▶ _Excerpted records_
-=-=-=-=-

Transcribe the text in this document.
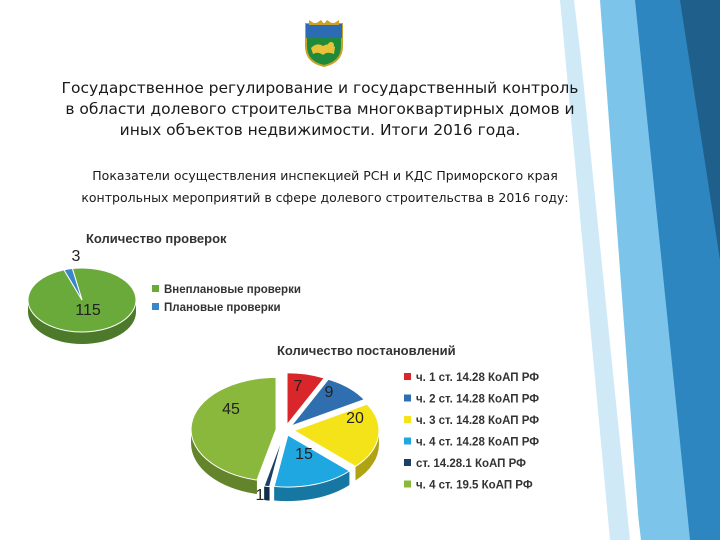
Государственное регулирование и государственный контроль
в области долевого строительства многоквартирных домов и
иных объектов недвижимости. Итоги 2016 года.
Показатели осуществления инспекцией РСН и КДС Приморского края
контрольных мероприятий в сфере долевого строительства в 2016 году:
Количество проверок
115
3
Внеплановые проверки
Плановые проверки
Количество постановлений
7 9
20
15
1
45
ч. 1 ст. 14.28 КоАП РФ
ч. 2 ст. 14.28 КоАП РФ
ч. 3 ст. 14.28 КоАП РФ
ч. 4 ст. 14.28 КоАП РФ
ст. 14.28.1 КоАП РФ
ч. 4 ст. 19.5 КоАП РФ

-=-=-=-=-

▶ _What to work on_
From the data above, pick out each line containing "КоАП" and copy it.

▶ _Exercise result_
ч. 1 ст. 14.28 КоАП РФ
ч. 2 ст. 14.28 КоАП РФ
ч. 3 ст. 14.28 КоАП РФ
ч. 4 ст. 14.28 КоАП РФ
ст. 14.28.1 КоАП РФ
ч. 4 ст. 19.5 КоАП РФ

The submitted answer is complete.